[Some records]
──────

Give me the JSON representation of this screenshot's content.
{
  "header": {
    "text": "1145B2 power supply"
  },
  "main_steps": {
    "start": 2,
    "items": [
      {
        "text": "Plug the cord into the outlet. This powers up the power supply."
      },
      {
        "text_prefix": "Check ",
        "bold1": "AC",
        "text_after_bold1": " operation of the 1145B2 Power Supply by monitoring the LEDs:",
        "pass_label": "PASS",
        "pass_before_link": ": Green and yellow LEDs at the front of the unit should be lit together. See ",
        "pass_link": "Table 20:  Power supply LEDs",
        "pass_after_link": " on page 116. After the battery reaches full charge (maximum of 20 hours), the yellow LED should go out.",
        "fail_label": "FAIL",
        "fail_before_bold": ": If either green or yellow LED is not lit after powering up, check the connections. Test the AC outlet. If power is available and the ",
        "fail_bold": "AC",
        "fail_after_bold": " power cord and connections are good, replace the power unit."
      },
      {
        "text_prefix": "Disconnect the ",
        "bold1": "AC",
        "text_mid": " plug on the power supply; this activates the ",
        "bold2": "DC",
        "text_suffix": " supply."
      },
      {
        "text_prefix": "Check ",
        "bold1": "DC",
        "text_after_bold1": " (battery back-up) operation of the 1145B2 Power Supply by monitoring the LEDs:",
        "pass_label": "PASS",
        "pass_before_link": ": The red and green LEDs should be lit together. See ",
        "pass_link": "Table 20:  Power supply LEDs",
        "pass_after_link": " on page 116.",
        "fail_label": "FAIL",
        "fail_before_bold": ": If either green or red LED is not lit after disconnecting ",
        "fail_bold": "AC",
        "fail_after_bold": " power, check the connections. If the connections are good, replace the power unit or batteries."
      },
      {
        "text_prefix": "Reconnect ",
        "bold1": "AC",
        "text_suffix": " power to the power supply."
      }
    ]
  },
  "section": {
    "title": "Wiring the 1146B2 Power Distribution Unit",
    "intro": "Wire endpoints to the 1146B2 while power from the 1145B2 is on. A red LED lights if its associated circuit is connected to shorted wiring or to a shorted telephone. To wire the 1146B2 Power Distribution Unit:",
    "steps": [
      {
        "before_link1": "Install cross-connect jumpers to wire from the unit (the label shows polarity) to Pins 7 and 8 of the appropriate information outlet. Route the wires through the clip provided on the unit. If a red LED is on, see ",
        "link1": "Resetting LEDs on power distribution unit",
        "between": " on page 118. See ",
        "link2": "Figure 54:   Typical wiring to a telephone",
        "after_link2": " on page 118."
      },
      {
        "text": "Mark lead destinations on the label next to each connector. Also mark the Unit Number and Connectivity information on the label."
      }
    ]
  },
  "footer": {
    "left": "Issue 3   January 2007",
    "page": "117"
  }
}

──────

*Task to complete:* What is the number of lines above that hold the string "should"? Answer with that number alone.

*Output below:* 3